■ **What this task involves**
Below are records to repeat exactly. Omit the pictures from the copy.

(Stored records)

********************

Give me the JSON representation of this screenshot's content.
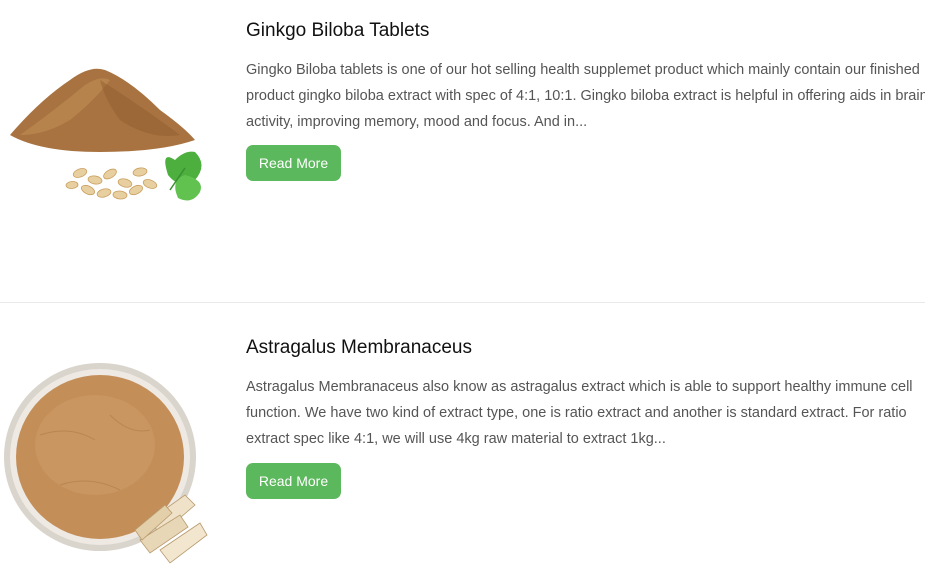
{
  "products": [
    {
      "title": "Ginkgo Biloba Tablets",
      "description": [
        "Gingko Biloba tablets is one of our hot selling health supplemet product which mainly contain our finished",
        "product gingko biloba extract with spec of 4:1, 10:1. Gingko biloba extract is helpful in offering aids in brain",
        "activity, improving memory, mood and focus. And in..."
      ],
      "button_label": "Read More",
      "image_alt": "ginkgo-powder-image"
    },
    {
      "title": "Astragalus Membranaceus",
      "description": [
        "Astragalus Membranaceus also know as astragalus extract which is able to support healthy immune cell",
        "function. We have two kind of extract type, one is ratio extract and another is standard extract. For ratio",
        "extract spec like 4:1, we will use 4kg raw material to extract 1kg..."
      ],
      "button_label": "Read More",
      "image_alt": "astragalus-powder-image"
    }
  ],
  "colors": {
    "button": "#5cb85c",
    "title": "#111111",
    "text": "#555555",
    "divider": "#e9e9e9"
  }
}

********************

■ **The output**
Give me the JSON representation of this screenshot's content.
{
  "products": [
    {
      "title": "Ginkgo Biloba Tablets",
      "description": [
        "Gingko Biloba tablets is one of our hot selling health supplemet product which mainly contain our finished",
        "product gingko biloba extract with spec of 4:1, 10:1. Gingko biloba extract is helpful in offering aids in brain",
        "activity, improving memory, mood and focus. And in..."
      ],
      "button_label": "Read More",
      "image_alt": "ginkgo-powder-image"
    },
    {
      "title": "Astragalus Membranaceus",
      "description": [
        "Astragalus Membranaceus also know as astragalus extract which is able to support healthy immune cell",
        "function. We have two kind of extract type, one is ratio extract and another is standard extract. For ratio",
        "extract spec like 4:1, we will use 4kg raw material to extract 1kg..."
      ],
      "button_label": "Read More",
      "image_alt": "astragalus-powder-image"
    }
  ],
  "colors": {
    "button": "#5cb85c",
    "title": "#111111",
    "text": "#555555",
    "divider": "#e9e9e9"
  }
}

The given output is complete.